▶ _REQUIRED WORK_
Compile every line that includes the word "screenshot".
** Start of SUPPLIED DATA **
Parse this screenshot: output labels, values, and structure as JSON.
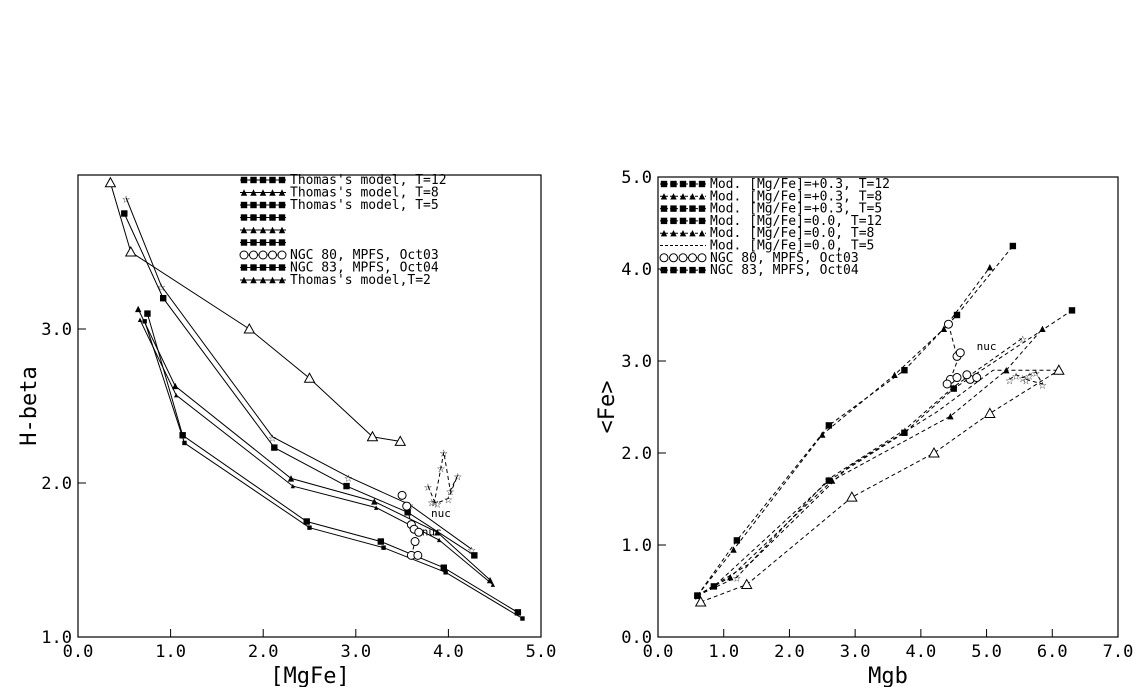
{
  "chart_data": [
    {
      "type": "line",
      "xlabel": "[MgFe]",
      "ylabel": "H-beta",
      "xlim": [
        0.0,
        5.0
      ],
      "ylim": [
        1.0,
        4.0
      ],
      "xticks": [
        "0.0",
        "1.0",
        "2.0",
        "3.0",
        "4.0",
        "5.0"
      ],
      "yticks": [
        "1.0",
        "2.0",
        "3.0"
      ],
      "legend": [
        {
          "label": "Thomas's model, T=12",
          "marker": "square"
        },
        {
          "label": "Thomas's model, T=8",
          "marker": "triangle"
        },
        {
          "label": "Thomas's model, T=5",
          "marker": "star"
        },
        {
          "label": "",
          "marker": "square"
        },
        {
          "label": "",
          "marker": "triangle"
        },
        {
          "label": "",
          "marker": "star"
        },
        {
          "label": "NGC 80, MPFS, Oct03",
          "marker": "circle"
        },
        {
          "label": "NGC 83, MPFS, Oct04",
          "marker": "star"
        },
        {
          "label": "Thomas's model,T=2",
          "marker": "triangle"
        }
      ],
      "series": [
        {
          "marker": "triangle-open",
          "x": [
            0.35,
            0.57,
            1.85,
            2.5,
            3.18,
            3.48
          ],
          "y": [
            3.95,
            3.5,
            3.0,
            2.68,
            2.3,
            2.27
          ]
        },
        {
          "marker": "star",
          "x": [
            0.52,
            0.9,
            2.1,
            2.92,
            3.58,
            4.25
          ],
          "y": [
            3.85,
            3.28,
            2.3,
            2.04,
            1.86,
            1.57
          ]
        },
        {
          "marker": "square",
          "x": [
            0.5,
            0.92,
            2.12,
            2.9,
            3.56,
            4.28
          ],
          "y": [
            3.75,
            3.2,
            2.23,
            1.98,
            1.81,
            1.53
          ]
        },
        {
          "marker": "triangle",
          "x": [
            0.65,
            1.05,
            2.3,
            3.2,
            3.88,
            4.45
          ],
          "y": [
            3.13,
            2.63,
            2.03,
            1.88,
            1.68,
            1.37
          ]
        },
        {
          "marker": "small-triangle",
          "x": [
            0.67,
            1.06,
            2.32,
            3.22,
            3.9,
            4.48
          ],
          "y": [
            3.06,
            2.57,
            1.98,
            1.84,
            1.63,
            1.34
          ]
        },
        {
          "marker": "square",
          "x": [
            0.75,
            1.13,
            2.47,
            3.27,
            3.95,
            4.75
          ],
          "y": [
            3.1,
            2.31,
            1.75,
            1.62,
            1.45,
            1.16
          ]
        },
        {
          "marker": "small-square",
          "x": [
            0.72,
            1.15,
            2.5,
            3.3,
            3.97,
            4.8
          ],
          "y": [
            3.05,
            2.26,
            1.71,
            1.58,
            1.42,
            1.12
          ]
        },
        {
          "marker": "circle",
          "dashed": true,
          "x": [
            3.5,
            3.55,
            3.6,
            3.63,
            3.68,
            3.64,
            3.6,
            3.67
          ],
          "y": [
            1.92,
            1.85,
            1.73,
            1.7,
            1.68,
            1.62,
            1.53,
            1.53
          ]
        },
        {
          "marker": "star",
          "dashed": true,
          "x": [
            3.78,
            3.85,
            3.92,
            3.95,
            4.02,
            4.1,
            4.0,
            3.88,
            3.82
          ],
          "y": [
            1.98,
            1.88,
            2.1,
            2.2,
            1.95,
            2.05,
            1.9,
            1.87,
            1.88
          ]
        }
      ],
      "annotations": [
        {
          "text": "nuc",
          "x": 3.92,
          "y": 1.78
        },
        {
          "text": "nuc",
          "x": 3.82,
          "y": 1.66
        }
      ]
    },
    {
      "type": "line",
      "xlabel": "Mgb",
      "ylabel": "<Fe>",
      "xlim": [
        0.0,
        7.0
      ],
      "ylim": [
        0.0,
        5.0
      ],
      "xticks": [
        "0.0",
        "1.0",
        "2.0",
        "3.0",
        "4.0",
        "5.0",
        "6.0",
        "7.0"
      ],
      "yticks": [
        "0.0",
        "1.0",
        "2.0",
        "3.0",
        "4.0",
        "5.0"
      ],
      "legend": [
        {
          "label": "Mod. [Mg/Fe]=+0.3, T=12",
          "marker": "square"
        },
        {
          "label": "Mod. [Mg/Fe]=+0.3, T=8",
          "marker": "triangle"
        },
        {
          "label": "Mod. [Mg/Fe]=+0.3, T=5",
          "marker": "star"
        },
        {
          "label": "Mod. [Mg/Fe]=0.0, T=12",
          "marker": "square"
        },
        {
          "label": "Mod. [Mg/Fe]=0.0, T=8",
          "marker": "triangle"
        },
        {
          "label": "Mod. [Mg/Fe]=0.0, T=5",
          "marker": "none"
        },
        {
          "label": "NGC 80, MPFS, Oct03",
          "marker": "circle"
        },
        {
          "label": "NGC 83, MPFS, Oct04",
          "marker": "star"
        }
      ],
      "series": [
        {
          "marker": "square",
          "dashed": true,
          "x": [
            0.6,
            1.2,
            2.6,
            3.75,
            4.55,
            5.4
          ],
          "y": [
            0.45,
            1.05,
            2.3,
            2.9,
            3.5,
            4.25
          ]
        },
        {
          "marker": "triangle",
          "dashed": true,
          "x": [
            0.6,
            1.15,
            2.5,
            3.6,
            4.35,
            5.05
          ],
          "y": [
            0.45,
            0.95,
            2.2,
            2.85,
            3.35,
            4.02
          ]
        },
        {
          "marker": "star",
          "dashed": true,
          "x": [
            0.6,
            1.2,
            2.6,
            3.75,
            4.5,
            5.55
          ],
          "y": [
            0.45,
            0.65,
            1.72,
            2.25,
            2.72,
            3.25
          ]
        },
        {
          "marker": "square",
          "dashed": true,
          "x": [
            0.6,
            0.85,
            2.6,
            3.75,
            4.5,
            6.3
          ],
          "y": [
            0.45,
            0.55,
            1.7,
            2.22,
            2.7,
            3.55
          ]
        },
        {
          "marker": "triangle",
          "dashed": true,
          "x": [
            0.6,
            1.1,
            2.65,
            4.45,
            5.3,
            5.85
          ],
          "y": [
            0.45,
            0.65,
            1.7,
            2.4,
            2.9,
            3.35
          ]
        },
        {
          "marker": "none",
          "dashed": true,
          "x": [
            0.6,
            1.4,
            2.9,
            4.25,
            5.1,
            6.05
          ],
          "y": [
            0.45,
            0.8,
            1.85,
            2.45,
            2.9,
            2.9
          ]
        },
        {
          "marker": "triangle-open",
          "dashed": true,
          "x": [
            0.65,
            1.35,
            2.95,
            4.2,
            5.05,
            6.1
          ],
          "y": [
            0.38,
            0.57,
            1.52,
            2.0,
            2.43,
            2.9
          ]
        },
        {
          "marker": "circle",
          "dashed": true,
          "x": [
            4.42,
            4.55,
            4.6,
            4.45,
            4.4,
            4.55,
            4.75,
            4.85,
            4.7
          ],
          "y": [
            3.4,
            3.05,
            3.09,
            2.8,
            2.75,
            2.82,
            2.8,
            2.82,
            2.85
          ]
        },
        {
          "marker": "star",
          "dashed": true,
          "x": [
            5.35,
            5.45,
            5.55,
            5.65,
            5.75,
            5.85,
            5.6
          ],
          "y": [
            2.8,
            2.85,
            2.82,
            2.85,
            2.88,
            2.75,
            2.8
          ]
        }
      ],
      "annotations": [
        {
          "text": "nuc",
          "x": 5.0,
          "y": 3.12
        }
      ]
    }
  ]
}
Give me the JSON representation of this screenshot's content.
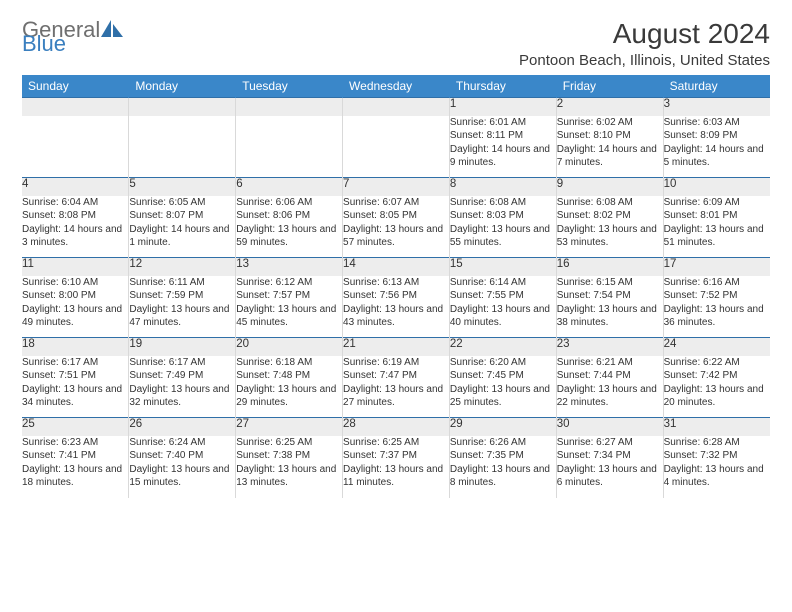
{
  "logo": {
    "text_general": "General",
    "text_blue": "Blue",
    "shape_color": "#2f6fa8"
  },
  "header": {
    "title": "August 2024",
    "location": "Pontoon Beach, Illinois, United States"
  },
  "style": {
    "header_bg": "#3a87c9",
    "header_text": "#ffffff",
    "daynum_bg": "#ededed",
    "row_divider": "#2f6fa8",
    "cell_border": "#d9d9d9",
    "body_text": "#333333",
    "month_start_weekday": 4
  },
  "weekdays": [
    "Sunday",
    "Monday",
    "Tuesday",
    "Wednesday",
    "Thursday",
    "Friday",
    "Saturday"
  ],
  "days": [
    {
      "n": 1,
      "sunrise": "6:01 AM",
      "sunset": "8:11 PM",
      "daylight": "14 hours and 9 minutes."
    },
    {
      "n": 2,
      "sunrise": "6:02 AM",
      "sunset": "8:10 PM",
      "daylight": "14 hours and 7 minutes."
    },
    {
      "n": 3,
      "sunrise": "6:03 AM",
      "sunset": "8:09 PM",
      "daylight": "14 hours and 5 minutes."
    },
    {
      "n": 4,
      "sunrise": "6:04 AM",
      "sunset": "8:08 PM",
      "daylight": "14 hours and 3 minutes."
    },
    {
      "n": 5,
      "sunrise": "6:05 AM",
      "sunset": "8:07 PM",
      "daylight": "14 hours and 1 minute."
    },
    {
      "n": 6,
      "sunrise": "6:06 AM",
      "sunset": "8:06 PM",
      "daylight": "13 hours and 59 minutes."
    },
    {
      "n": 7,
      "sunrise": "6:07 AM",
      "sunset": "8:05 PM",
      "daylight": "13 hours and 57 minutes."
    },
    {
      "n": 8,
      "sunrise": "6:08 AM",
      "sunset": "8:03 PM",
      "daylight": "13 hours and 55 minutes."
    },
    {
      "n": 9,
      "sunrise": "6:08 AM",
      "sunset": "8:02 PM",
      "daylight": "13 hours and 53 minutes."
    },
    {
      "n": 10,
      "sunrise": "6:09 AM",
      "sunset": "8:01 PM",
      "daylight": "13 hours and 51 minutes."
    },
    {
      "n": 11,
      "sunrise": "6:10 AM",
      "sunset": "8:00 PM",
      "daylight": "13 hours and 49 minutes."
    },
    {
      "n": 12,
      "sunrise": "6:11 AM",
      "sunset": "7:59 PM",
      "daylight": "13 hours and 47 minutes."
    },
    {
      "n": 13,
      "sunrise": "6:12 AM",
      "sunset": "7:57 PM",
      "daylight": "13 hours and 45 minutes."
    },
    {
      "n": 14,
      "sunrise": "6:13 AM",
      "sunset": "7:56 PM",
      "daylight": "13 hours and 43 minutes."
    },
    {
      "n": 15,
      "sunrise": "6:14 AM",
      "sunset": "7:55 PM",
      "daylight": "13 hours and 40 minutes."
    },
    {
      "n": 16,
      "sunrise": "6:15 AM",
      "sunset": "7:54 PM",
      "daylight": "13 hours and 38 minutes."
    },
    {
      "n": 17,
      "sunrise": "6:16 AM",
      "sunset": "7:52 PM",
      "daylight": "13 hours and 36 minutes."
    },
    {
      "n": 18,
      "sunrise": "6:17 AM",
      "sunset": "7:51 PM",
      "daylight": "13 hours and 34 minutes."
    },
    {
      "n": 19,
      "sunrise": "6:17 AM",
      "sunset": "7:49 PM",
      "daylight": "13 hours and 32 minutes."
    },
    {
      "n": 20,
      "sunrise": "6:18 AM",
      "sunset": "7:48 PM",
      "daylight": "13 hours and 29 minutes."
    },
    {
      "n": 21,
      "sunrise": "6:19 AM",
      "sunset": "7:47 PM",
      "daylight": "13 hours and 27 minutes."
    },
    {
      "n": 22,
      "sunrise": "6:20 AM",
      "sunset": "7:45 PM",
      "daylight": "13 hours and 25 minutes."
    },
    {
      "n": 23,
      "sunrise": "6:21 AM",
      "sunset": "7:44 PM",
      "daylight": "13 hours and 22 minutes."
    },
    {
      "n": 24,
      "sunrise": "6:22 AM",
      "sunset": "7:42 PM",
      "daylight": "13 hours and 20 minutes."
    },
    {
      "n": 25,
      "sunrise": "6:23 AM",
      "sunset": "7:41 PM",
      "daylight": "13 hours and 18 minutes."
    },
    {
      "n": 26,
      "sunrise": "6:24 AM",
      "sunset": "7:40 PM",
      "daylight": "13 hours and 15 minutes."
    },
    {
      "n": 27,
      "sunrise": "6:25 AM",
      "sunset": "7:38 PM",
      "daylight": "13 hours and 13 minutes."
    },
    {
      "n": 28,
      "sunrise": "6:25 AM",
      "sunset": "7:37 PM",
      "daylight": "13 hours and 11 minutes."
    },
    {
      "n": 29,
      "sunrise": "6:26 AM",
      "sunset": "7:35 PM",
      "daylight": "13 hours and 8 minutes."
    },
    {
      "n": 30,
      "sunrise": "6:27 AM",
      "sunset": "7:34 PM",
      "daylight": "13 hours and 6 minutes."
    },
    {
      "n": 31,
      "sunrise": "6:28 AM",
      "sunset": "7:32 PM",
      "daylight": "13 hours and 4 minutes."
    }
  ],
  "labels": {
    "sunrise": "Sunrise:",
    "sunset": "Sunset:",
    "daylight": "Daylight:"
  }
}
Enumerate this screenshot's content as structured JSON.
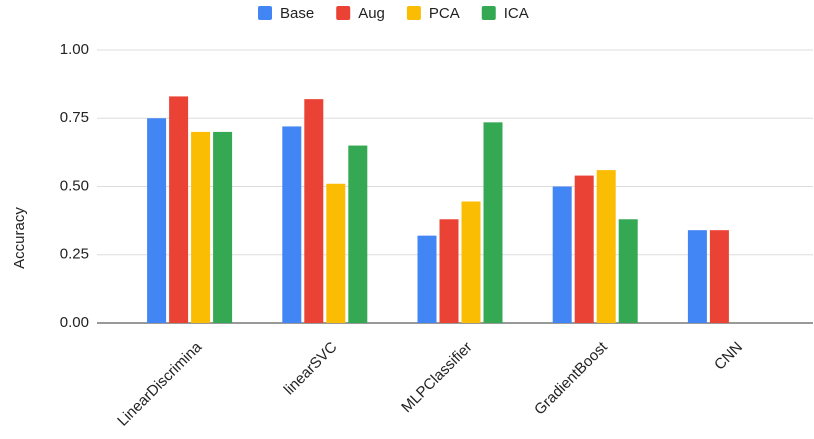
{
  "chart_data": {
    "type": "bar",
    "y_label": "Accuracy",
    "categories": [
      "LinearDiscrimina",
      "linearSVC",
      "MLPClassifier",
      "GradientBoost",
      "CNN"
    ],
    "series": [
      {
        "name": "Base",
        "color": "#4285f4",
        "values": [
          0.75,
          0.72,
          0.32,
          0.5,
          0.34
        ]
      },
      {
        "name": "Aug",
        "color": "#ea4335",
        "values": [
          0.83,
          0.82,
          0.38,
          0.54,
          0.34
        ]
      },
      {
        "name": "PCA",
        "color": "#fbbc04",
        "values": [
          0.7,
          0.51,
          0.445,
          0.56,
          null
        ]
      },
      {
        "name": "ICA",
        "color": "#34a853",
        "values": [
          0.7,
          0.65,
          0.735,
          0.38,
          null
        ]
      }
    ],
    "ylim": [
      0,
      1
    ],
    "yticks": [
      {
        "value": 0,
        "label": "0.00"
      },
      {
        "value": 0.25,
        "label": "0.25"
      },
      {
        "value": 0.5,
        "label": "0.50"
      },
      {
        "value": 0.75,
        "label": "0.75"
      },
      {
        "value": 1,
        "label": "1.00"
      }
    ],
    "grid": true,
    "legend": "top"
  }
}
** End of SUPPLIED DATA **
▶ _EXERCISE ANSWER_
Parse this screenshot: output labels, values, and structure as JSON.
Give me the JSON representation of this screenshot's content.
Enumerate this screenshot's content as structured JSON.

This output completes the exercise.